%%

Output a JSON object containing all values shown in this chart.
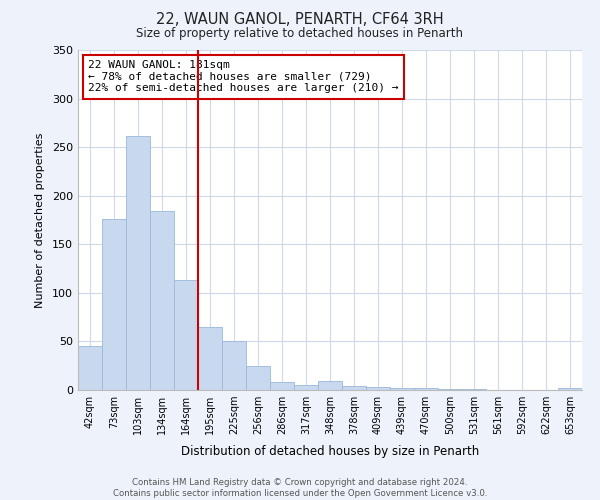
{
  "title": "22, WAUN GANOL, PENARTH, CF64 3RH",
  "subtitle": "Size of property relative to detached houses in Penarth",
  "xlabel": "Distribution of detached houses by size in Penarth",
  "ylabel": "Number of detached properties",
  "bar_labels": [
    "42sqm",
    "73sqm",
    "103sqm",
    "134sqm",
    "164sqm",
    "195sqm",
    "225sqm",
    "256sqm",
    "286sqm",
    "317sqm",
    "348sqm",
    "378sqm",
    "409sqm",
    "439sqm",
    "470sqm",
    "500sqm",
    "531sqm",
    "561sqm",
    "592sqm",
    "622sqm",
    "653sqm"
  ],
  "bar_values": [
    45,
    176,
    261,
    184,
    113,
    65,
    50,
    25,
    8,
    5,
    9,
    4,
    3,
    2,
    2,
    1,
    1,
    0,
    0,
    0,
    2
  ],
  "bar_color": "#c8d8ee",
  "bar_edge_color": "#9ab8d8",
  "vline_x_index": 4.5,
  "vline_color": "#cc0000",
  "annotation_title": "22 WAUN GANOL: 181sqm",
  "annotation_line1": "← 78% of detached houses are smaller (729)",
  "annotation_line2": "22% of semi-detached houses are larger (210) →",
  "annotation_box_color": "#ffffff",
  "annotation_box_edge": "#cc0000",
  "ylim": [
    0,
    350
  ],
  "yticks": [
    0,
    50,
    100,
    150,
    200,
    250,
    300,
    350
  ],
  "footer_line1": "Contains HM Land Registry data © Crown copyright and database right 2024.",
  "footer_line2": "Contains public sector information licensed under the Open Government Licence v3.0.",
  "bg_color": "#eef3fb",
  "plot_bg_color": "#ffffff",
  "grid_color": "#d0d8ec"
}
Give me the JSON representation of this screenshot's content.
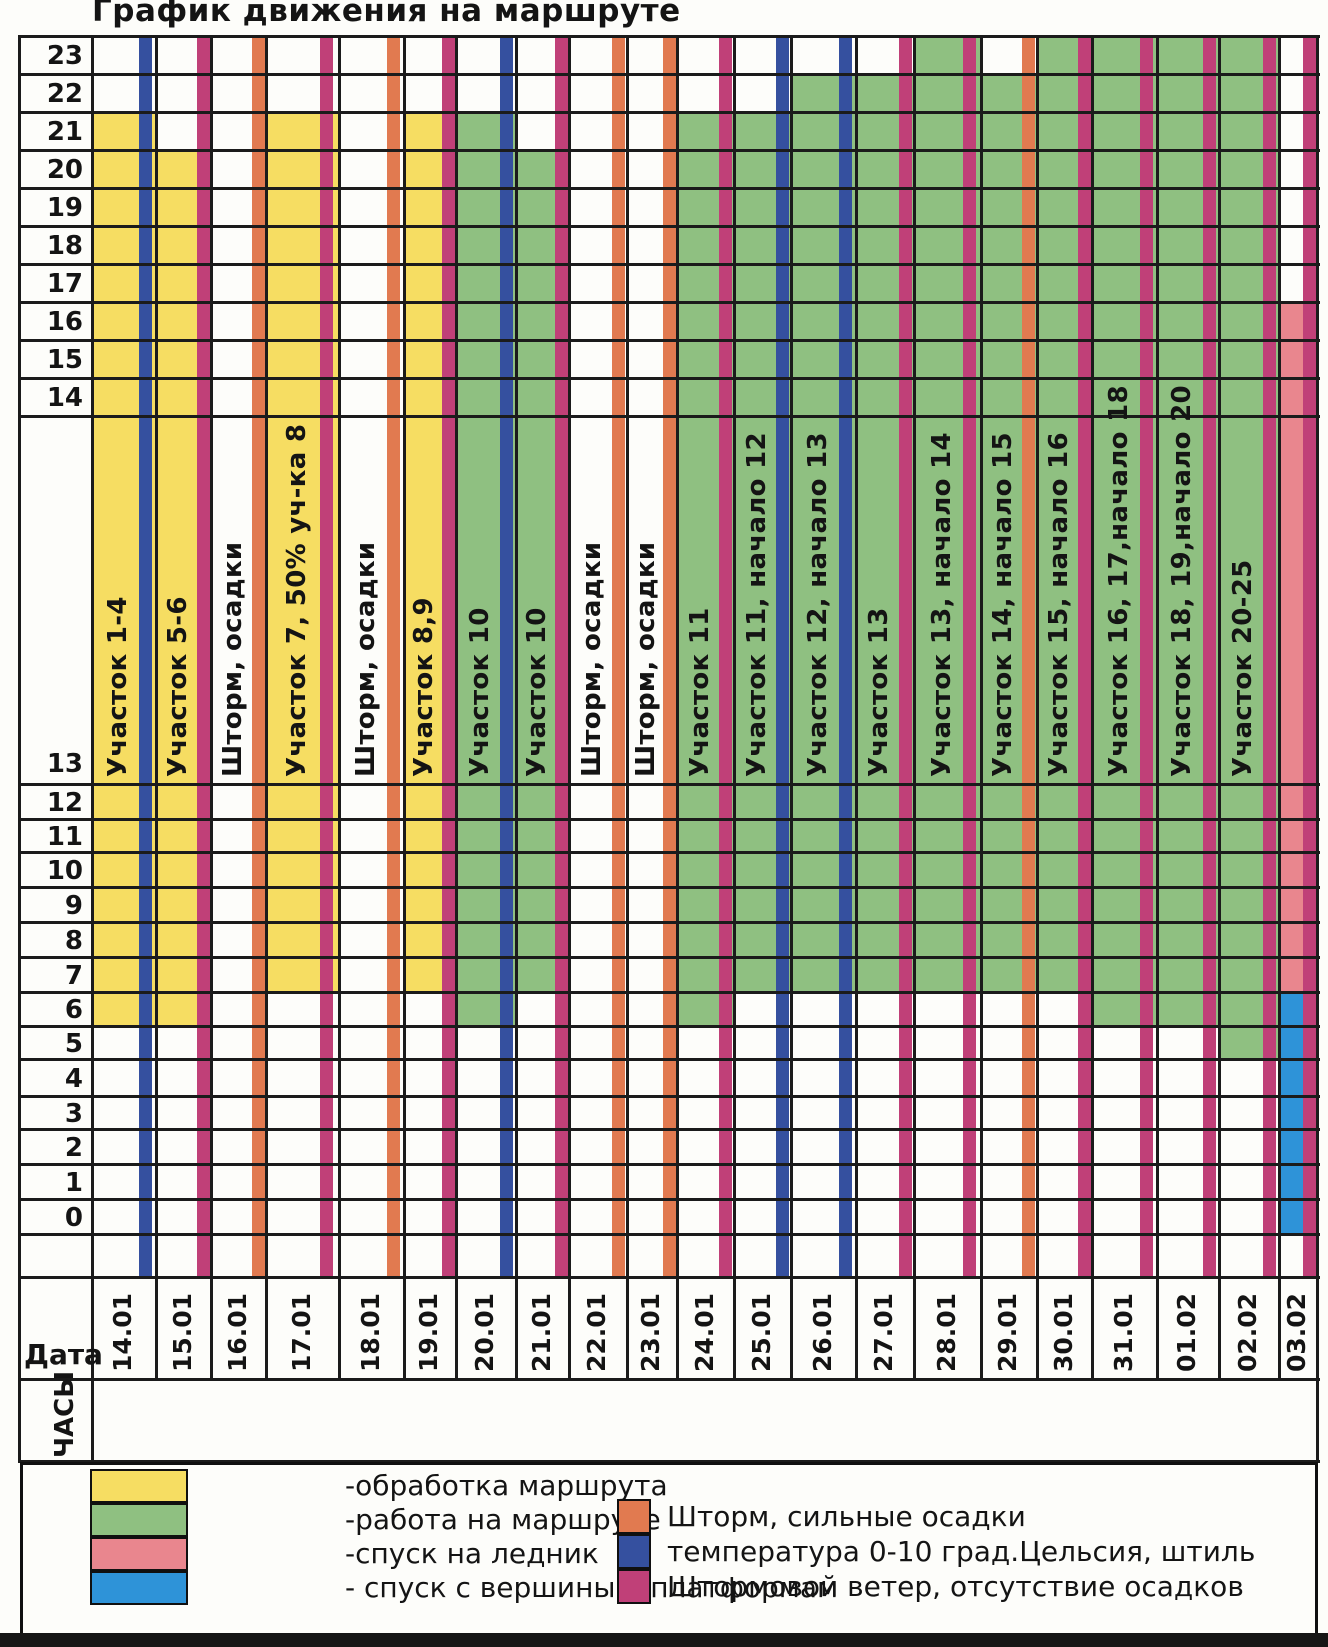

%%

** Work required **
Each line of the data that includes the word "WAUN" counts once; report the total and nothing more.

** Written response **
2